#### [Set exercise]
Render the following material again verbatim, leaving nothing out.

[Extracts from a graphics dataset]
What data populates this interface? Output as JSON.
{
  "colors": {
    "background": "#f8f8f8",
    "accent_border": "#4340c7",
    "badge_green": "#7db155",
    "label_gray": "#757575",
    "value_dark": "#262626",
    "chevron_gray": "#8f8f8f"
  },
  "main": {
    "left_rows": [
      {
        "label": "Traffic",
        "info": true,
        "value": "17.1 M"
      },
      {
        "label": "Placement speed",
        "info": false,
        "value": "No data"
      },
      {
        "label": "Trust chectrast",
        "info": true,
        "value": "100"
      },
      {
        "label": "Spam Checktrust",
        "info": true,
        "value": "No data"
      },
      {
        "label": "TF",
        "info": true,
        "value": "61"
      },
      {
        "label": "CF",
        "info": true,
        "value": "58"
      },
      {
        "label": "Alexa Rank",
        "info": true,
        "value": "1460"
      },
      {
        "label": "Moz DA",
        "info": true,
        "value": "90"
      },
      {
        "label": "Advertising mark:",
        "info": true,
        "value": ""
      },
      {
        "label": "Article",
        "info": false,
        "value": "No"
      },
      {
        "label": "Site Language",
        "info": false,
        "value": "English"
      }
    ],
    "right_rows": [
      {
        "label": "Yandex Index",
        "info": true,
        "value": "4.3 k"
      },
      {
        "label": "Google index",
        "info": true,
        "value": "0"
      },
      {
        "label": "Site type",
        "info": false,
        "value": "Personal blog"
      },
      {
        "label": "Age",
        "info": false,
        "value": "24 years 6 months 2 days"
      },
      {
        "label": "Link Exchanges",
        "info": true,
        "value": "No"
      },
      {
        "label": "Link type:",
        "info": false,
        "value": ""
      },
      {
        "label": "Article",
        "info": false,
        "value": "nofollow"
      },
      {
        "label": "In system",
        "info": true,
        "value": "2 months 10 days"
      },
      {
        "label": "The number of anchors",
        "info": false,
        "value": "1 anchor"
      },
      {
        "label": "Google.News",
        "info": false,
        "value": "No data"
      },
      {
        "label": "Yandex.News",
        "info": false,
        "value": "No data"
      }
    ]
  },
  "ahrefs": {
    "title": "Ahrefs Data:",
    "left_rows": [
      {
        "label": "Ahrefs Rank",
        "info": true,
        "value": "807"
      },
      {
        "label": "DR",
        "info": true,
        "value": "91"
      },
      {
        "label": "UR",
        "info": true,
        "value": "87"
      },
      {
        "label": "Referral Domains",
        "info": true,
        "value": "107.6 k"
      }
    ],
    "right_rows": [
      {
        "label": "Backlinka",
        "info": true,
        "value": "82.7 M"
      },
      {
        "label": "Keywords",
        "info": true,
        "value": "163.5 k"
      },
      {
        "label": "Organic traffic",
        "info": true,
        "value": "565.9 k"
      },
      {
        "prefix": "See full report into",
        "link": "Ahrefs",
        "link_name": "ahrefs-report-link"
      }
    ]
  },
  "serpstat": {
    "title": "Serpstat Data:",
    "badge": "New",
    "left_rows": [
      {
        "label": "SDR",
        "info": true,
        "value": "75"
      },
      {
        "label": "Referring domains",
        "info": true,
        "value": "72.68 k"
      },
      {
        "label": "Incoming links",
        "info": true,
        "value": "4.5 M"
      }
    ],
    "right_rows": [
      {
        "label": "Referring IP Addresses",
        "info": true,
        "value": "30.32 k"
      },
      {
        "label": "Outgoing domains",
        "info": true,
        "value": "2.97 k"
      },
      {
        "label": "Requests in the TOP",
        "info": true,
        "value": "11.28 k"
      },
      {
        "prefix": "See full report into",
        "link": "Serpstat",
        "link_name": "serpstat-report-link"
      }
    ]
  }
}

#### [Task response]
What data populates this interface? Output as JSON.
{
  "colors": {
    "background": "#f8f8f8",
    "accent_border": "#4340c7",
    "badge_green": "#7db155",
    "label_gray": "#757575",
    "value_dark": "#262626",
    "chevron_gray": "#8f8f8f"
  },
  "main": {
    "left_rows": [
      {
        "label": "Traffic",
        "info": true,
        "value": "17.1 M"
      },
      {
        "label": "Placement speed",
        "info": false,
        "value": "No data"
      },
      {
        "label": "Trust chectrast",
        "info": true,
        "value": "100"
      },
      {
        "label": "Spam Checktrust",
        "info": true,
        "value": "No data"
      },
      {
        "label": "TF",
        "info": true,
        "value": "61"
      },
      {
        "label": "CF",
        "info": true,
        "value": "58"
      },
      {
        "label": "Alexa Rank",
        "info": true,
        "value": "1460"
      },
      {
        "label": "Moz DA",
        "info": true,
        "value": "90"
      },
      {
        "label": "Advertising mark:",
        "info": true,
        "value": ""
      },
      {
        "label": "Article",
        "info": false,
        "value": "No"
      },
      {
        "label": "Site Language",
        "info": false,
        "value": "English"
      }
    ],
    "right_rows": [
      {
        "label": "Yandex Index",
        "info": true,
        "value": "4.3 k"
      },
      {
        "label": "Google index",
        "info": true,
        "value": "0"
      },
      {
        "label": "Site type",
        "info": false,
        "value": "Personal blog"
      },
      {
        "label": "Age",
        "info": false,
        "value": "24 years 6 months 2 days"
      },
      {
        "label": "Link Exchanges",
        "info": true,
        "value": "No"
      },
      {
        "label": "Link type:",
        "info": false,
        "value": ""
      },
      {
        "label": "Article",
        "info": false,
        "value": "nofollow"
      },
      {
        "label": "In system",
        "info": true,
        "value": "2 months 10 days"
      },
      {
        "label": "The number of anchors",
        "info": false,
        "value": "1 anchor"
      },
      {
        "label": "Google.News",
        "info": false,
        "value": "No data"
      },
      {
        "label": "Yandex.News",
        "info": false,
        "value": "No data"
      }
    ]
  },
  "ahrefs": {
    "title": "Ahrefs Data:",
    "left_rows": [
      {
        "label": "Ahrefs Rank",
        "info": true,
        "value": "807"
      },
      {
        "label": "DR",
        "info": true,
        "value": "91"
      },
      {
        "label": "UR",
        "info": true,
        "value": "87"
      },
      {
        "label": "Referral Domains",
        "info": true,
        "value": "107.6 k"
      }
    ],
    "right_rows": [
      {
        "label": "Backlinka",
        "info": true,
        "value": "82.7 M"
      },
      {
        "label": "Keywords",
        "info": true,
        "value": "163.5 k"
      },
      {
        "label": "Organic traffic",
        "info": true,
        "value": "565.9 k"
      },
      {
        "prefix": "See full report into",
        "link": "Ahrefs",
        "link_name": "ahrefs-report-link"
      }
    ]
  },
  "serpstat": {
    "title": "Serpstat Data:",
    "badge": "New",
    "left_rows": [
      {
        "label": "SDR",
        "info": true,
        "value": "75"
      },
      {
        "label": "Referring domains",
        "info": true,
        "value": "72.68 k"
      },
      {
        "label": "Incoming links",
        "info": true,
        "value": "4.5 M"
      }
    ],
    "right_rows": [
      {
        "label": "Referring IP Addresses",
        "info": true,
        "value": "30.32 k"
      },
      {
        "label": "Outgoing domains",
        "info": true,
        "value": "2.97 k"
      },
      {
        "label": "Requests in the TOP",
        "info": true,
        "value": "11.28 k"
      },
      {
        "prefix": "See full report into",
        "link": "Serpstat",
        "link_name": "serpstat-report-link"
      }
    ]
  }
}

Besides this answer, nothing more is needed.